##### Working data #####

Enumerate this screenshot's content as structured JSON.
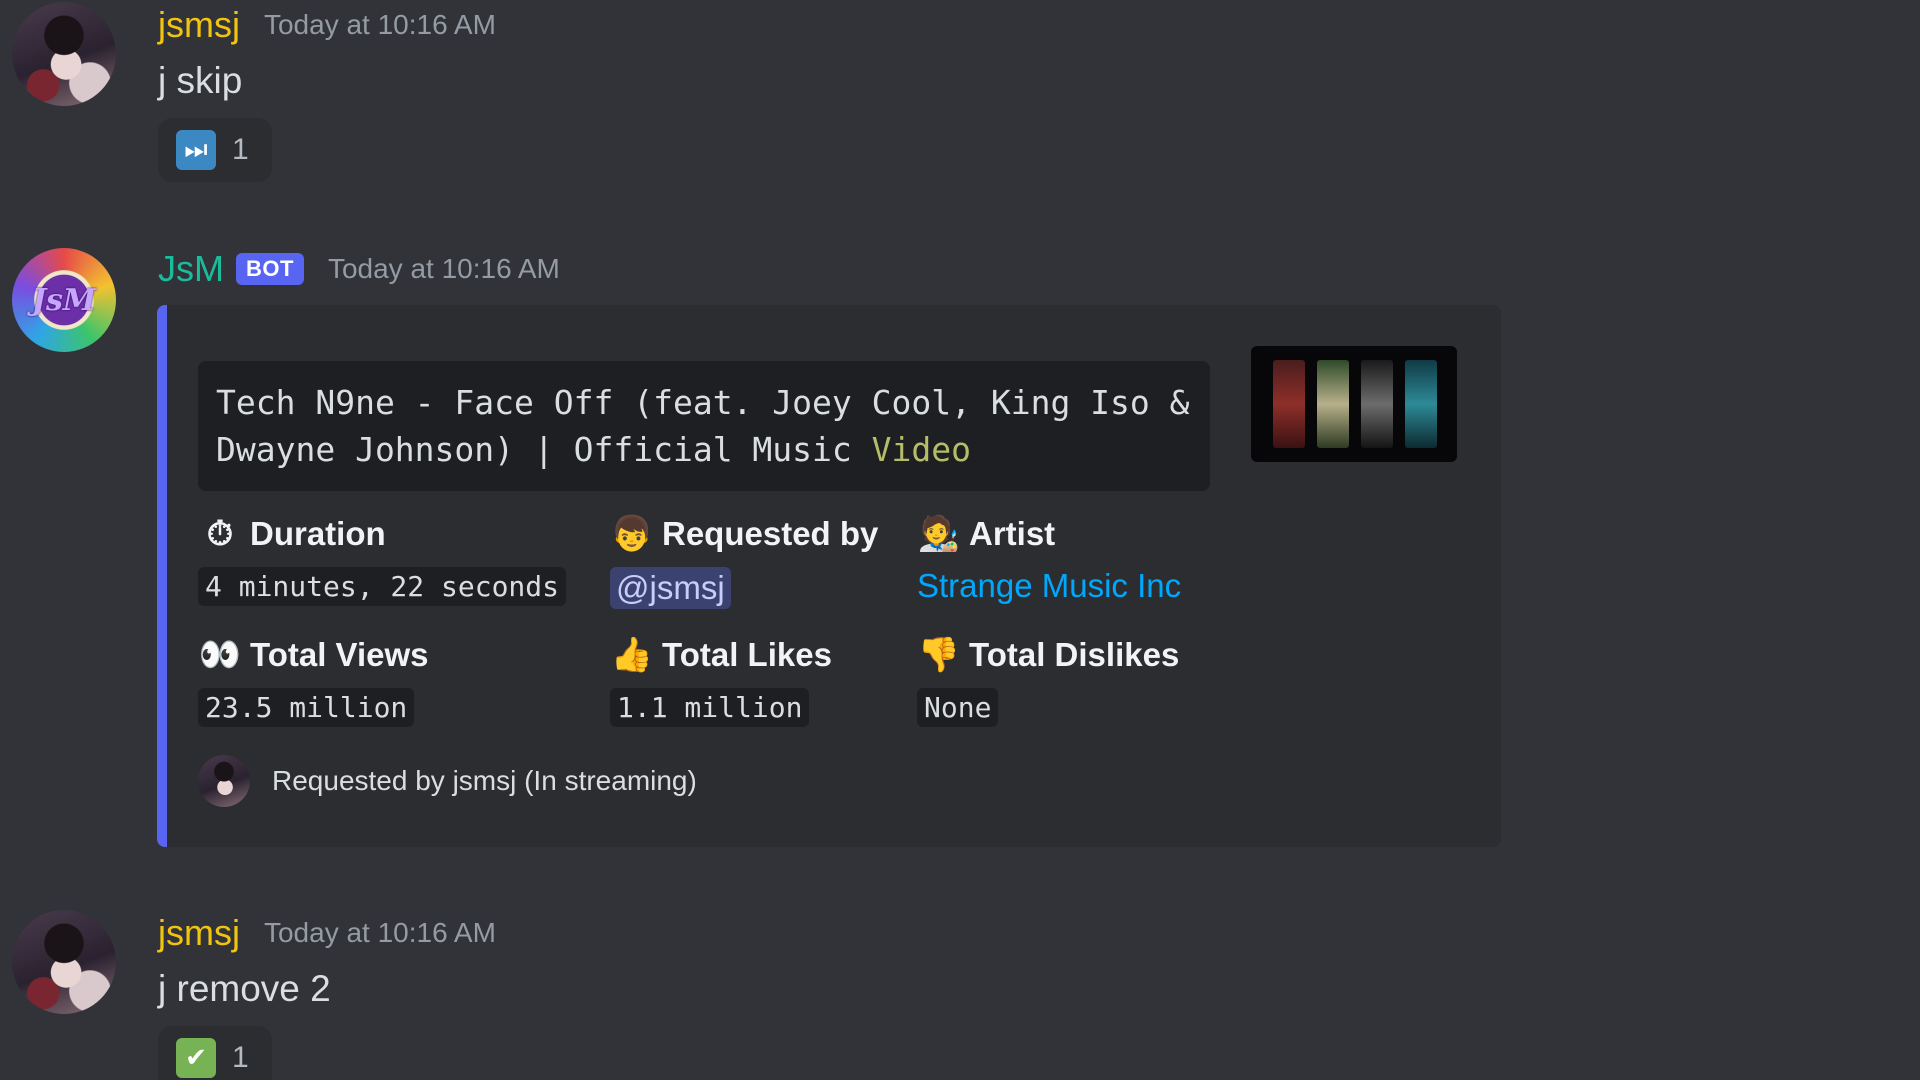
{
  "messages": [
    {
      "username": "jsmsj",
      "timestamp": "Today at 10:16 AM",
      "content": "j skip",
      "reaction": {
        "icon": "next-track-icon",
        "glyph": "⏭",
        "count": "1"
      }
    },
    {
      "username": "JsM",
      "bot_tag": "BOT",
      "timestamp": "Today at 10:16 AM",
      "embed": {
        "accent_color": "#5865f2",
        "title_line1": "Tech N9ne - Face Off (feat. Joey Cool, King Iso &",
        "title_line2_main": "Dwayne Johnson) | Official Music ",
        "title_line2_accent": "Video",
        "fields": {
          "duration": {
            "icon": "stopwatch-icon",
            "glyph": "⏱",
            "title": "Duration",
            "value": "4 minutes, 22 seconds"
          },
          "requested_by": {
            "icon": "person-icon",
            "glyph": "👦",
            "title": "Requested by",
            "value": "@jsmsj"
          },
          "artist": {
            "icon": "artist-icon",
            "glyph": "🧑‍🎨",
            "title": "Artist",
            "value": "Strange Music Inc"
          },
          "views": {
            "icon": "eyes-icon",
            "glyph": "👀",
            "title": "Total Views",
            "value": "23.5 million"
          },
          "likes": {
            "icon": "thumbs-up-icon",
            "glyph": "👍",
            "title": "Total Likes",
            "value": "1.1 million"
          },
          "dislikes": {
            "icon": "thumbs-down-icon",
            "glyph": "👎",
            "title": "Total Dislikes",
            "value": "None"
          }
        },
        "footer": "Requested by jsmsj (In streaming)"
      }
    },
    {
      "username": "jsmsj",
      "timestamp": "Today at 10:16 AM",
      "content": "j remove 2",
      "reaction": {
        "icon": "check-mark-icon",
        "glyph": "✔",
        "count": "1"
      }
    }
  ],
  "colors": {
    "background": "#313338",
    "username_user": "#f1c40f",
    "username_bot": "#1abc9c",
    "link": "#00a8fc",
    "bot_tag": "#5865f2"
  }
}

#####
##### Working data #####

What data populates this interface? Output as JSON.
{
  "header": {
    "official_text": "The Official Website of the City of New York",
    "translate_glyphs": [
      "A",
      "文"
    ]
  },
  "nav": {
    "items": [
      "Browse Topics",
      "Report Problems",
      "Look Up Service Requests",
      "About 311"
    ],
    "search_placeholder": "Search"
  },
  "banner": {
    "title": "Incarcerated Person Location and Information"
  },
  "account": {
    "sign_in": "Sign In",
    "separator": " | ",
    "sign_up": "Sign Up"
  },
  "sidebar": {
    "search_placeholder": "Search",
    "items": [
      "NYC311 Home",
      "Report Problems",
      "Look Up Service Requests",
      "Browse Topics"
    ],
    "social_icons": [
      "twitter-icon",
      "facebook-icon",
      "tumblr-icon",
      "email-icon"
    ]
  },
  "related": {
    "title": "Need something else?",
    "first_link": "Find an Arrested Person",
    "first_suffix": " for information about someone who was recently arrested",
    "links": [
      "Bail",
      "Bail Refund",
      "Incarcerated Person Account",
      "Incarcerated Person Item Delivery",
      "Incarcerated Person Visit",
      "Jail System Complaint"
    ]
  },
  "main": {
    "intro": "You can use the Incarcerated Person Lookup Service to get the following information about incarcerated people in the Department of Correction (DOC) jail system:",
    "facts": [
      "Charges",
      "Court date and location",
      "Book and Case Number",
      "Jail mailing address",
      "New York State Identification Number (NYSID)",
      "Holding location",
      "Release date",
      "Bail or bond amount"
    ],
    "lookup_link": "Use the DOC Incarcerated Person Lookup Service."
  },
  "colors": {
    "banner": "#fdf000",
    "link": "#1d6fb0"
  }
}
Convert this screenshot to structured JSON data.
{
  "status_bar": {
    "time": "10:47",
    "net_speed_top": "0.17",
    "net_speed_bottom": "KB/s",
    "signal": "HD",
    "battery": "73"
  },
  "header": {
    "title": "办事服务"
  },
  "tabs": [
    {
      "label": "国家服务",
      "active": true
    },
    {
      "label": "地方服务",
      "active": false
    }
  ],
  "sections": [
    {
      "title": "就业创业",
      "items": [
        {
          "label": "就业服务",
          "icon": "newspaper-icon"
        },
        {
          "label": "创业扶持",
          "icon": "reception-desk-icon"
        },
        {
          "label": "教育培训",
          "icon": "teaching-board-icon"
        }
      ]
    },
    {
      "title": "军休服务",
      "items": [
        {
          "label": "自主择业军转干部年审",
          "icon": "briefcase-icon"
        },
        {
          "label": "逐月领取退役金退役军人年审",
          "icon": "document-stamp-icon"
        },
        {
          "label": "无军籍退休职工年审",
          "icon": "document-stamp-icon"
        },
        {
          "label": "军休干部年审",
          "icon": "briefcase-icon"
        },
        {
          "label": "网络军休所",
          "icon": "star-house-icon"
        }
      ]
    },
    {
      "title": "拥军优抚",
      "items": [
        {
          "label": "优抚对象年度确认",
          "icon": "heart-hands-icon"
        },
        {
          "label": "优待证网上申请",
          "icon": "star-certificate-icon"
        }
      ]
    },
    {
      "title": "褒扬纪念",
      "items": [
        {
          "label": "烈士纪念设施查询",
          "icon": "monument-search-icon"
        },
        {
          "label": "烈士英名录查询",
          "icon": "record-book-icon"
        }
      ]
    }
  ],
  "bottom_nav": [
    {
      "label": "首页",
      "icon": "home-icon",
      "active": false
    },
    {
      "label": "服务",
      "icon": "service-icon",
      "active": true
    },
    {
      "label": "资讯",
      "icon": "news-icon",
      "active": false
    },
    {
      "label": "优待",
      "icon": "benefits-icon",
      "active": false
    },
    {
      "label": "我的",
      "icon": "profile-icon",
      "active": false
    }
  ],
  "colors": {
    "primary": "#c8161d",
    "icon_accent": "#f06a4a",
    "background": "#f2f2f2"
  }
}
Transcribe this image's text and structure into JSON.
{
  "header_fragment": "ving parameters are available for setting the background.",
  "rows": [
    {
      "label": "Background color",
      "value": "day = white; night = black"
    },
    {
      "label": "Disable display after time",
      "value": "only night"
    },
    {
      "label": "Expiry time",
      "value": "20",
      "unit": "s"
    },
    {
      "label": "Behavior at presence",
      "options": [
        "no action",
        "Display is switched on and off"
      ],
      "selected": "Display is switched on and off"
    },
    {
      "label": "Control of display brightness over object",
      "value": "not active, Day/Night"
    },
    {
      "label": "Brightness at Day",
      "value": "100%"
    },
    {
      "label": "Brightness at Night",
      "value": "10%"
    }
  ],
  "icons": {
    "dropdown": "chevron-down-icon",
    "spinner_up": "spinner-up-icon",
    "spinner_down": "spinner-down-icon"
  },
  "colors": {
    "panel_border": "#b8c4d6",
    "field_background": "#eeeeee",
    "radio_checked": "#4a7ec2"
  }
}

#####
##### Working data #####

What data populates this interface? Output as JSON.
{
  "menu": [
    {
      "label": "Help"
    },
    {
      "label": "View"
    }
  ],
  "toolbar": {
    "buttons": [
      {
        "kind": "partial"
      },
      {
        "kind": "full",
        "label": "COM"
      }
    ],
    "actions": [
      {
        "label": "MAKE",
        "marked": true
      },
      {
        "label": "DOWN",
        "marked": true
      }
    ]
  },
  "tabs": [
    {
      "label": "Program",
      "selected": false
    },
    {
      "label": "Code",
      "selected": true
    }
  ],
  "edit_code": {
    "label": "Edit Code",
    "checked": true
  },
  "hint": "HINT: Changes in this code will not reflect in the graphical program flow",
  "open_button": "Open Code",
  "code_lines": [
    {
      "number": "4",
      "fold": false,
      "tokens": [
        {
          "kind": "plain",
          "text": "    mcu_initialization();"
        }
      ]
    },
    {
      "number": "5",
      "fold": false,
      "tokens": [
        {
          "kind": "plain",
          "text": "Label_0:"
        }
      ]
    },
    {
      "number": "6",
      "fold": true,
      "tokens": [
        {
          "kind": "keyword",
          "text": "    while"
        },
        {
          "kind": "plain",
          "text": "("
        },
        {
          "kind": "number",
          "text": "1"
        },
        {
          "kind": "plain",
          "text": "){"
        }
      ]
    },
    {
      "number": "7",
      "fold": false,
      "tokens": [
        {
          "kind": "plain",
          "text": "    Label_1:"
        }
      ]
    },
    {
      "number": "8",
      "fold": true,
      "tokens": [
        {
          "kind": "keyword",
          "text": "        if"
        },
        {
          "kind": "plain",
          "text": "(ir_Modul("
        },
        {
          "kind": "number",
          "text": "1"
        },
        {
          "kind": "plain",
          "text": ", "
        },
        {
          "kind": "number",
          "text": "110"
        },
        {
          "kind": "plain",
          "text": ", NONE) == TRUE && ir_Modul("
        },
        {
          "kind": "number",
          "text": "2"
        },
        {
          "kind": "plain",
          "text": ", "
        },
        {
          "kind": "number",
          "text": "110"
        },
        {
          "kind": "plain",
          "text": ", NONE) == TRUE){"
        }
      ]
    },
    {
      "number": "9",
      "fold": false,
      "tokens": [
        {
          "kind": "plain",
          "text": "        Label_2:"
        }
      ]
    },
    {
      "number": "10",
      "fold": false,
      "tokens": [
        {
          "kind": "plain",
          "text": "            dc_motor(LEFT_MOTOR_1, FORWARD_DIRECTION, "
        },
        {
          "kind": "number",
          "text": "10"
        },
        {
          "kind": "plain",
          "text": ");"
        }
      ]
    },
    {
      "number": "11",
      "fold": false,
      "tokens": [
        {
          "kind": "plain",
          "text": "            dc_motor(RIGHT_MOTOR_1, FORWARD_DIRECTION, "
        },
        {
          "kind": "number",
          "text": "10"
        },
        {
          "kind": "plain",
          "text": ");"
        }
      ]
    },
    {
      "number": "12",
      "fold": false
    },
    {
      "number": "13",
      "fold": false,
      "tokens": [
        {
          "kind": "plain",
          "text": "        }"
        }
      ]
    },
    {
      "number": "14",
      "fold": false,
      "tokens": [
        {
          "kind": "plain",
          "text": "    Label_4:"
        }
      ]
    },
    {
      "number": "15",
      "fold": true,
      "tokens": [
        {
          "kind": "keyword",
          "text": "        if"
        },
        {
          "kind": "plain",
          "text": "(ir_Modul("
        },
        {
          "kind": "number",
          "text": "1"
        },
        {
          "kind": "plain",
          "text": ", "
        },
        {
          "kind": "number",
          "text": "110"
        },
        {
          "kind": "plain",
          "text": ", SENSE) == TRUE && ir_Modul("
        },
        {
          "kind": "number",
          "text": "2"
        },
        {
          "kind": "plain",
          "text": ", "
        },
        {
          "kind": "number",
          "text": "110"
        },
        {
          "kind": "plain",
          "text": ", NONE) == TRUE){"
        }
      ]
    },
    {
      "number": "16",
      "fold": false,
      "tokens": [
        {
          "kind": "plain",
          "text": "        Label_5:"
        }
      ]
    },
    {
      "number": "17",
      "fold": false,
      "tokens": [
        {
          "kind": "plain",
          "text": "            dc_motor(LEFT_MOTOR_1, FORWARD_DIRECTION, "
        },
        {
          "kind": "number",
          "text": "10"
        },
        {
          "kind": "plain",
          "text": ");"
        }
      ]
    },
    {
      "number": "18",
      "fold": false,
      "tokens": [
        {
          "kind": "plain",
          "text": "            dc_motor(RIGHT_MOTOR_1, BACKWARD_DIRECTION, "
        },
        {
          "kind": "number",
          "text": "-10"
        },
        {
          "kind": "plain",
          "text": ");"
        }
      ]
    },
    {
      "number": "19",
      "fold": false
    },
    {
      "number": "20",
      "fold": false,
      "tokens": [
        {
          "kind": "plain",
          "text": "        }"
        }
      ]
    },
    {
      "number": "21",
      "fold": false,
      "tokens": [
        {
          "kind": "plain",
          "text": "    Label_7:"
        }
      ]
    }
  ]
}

#####

_Exercise description_. Show all lines in the entries above where the word "screenshot" appears.

_Answer to this task_.
Enumerate this screenshot's content as structured JSON.
Convert this screenshot to structured JSON data.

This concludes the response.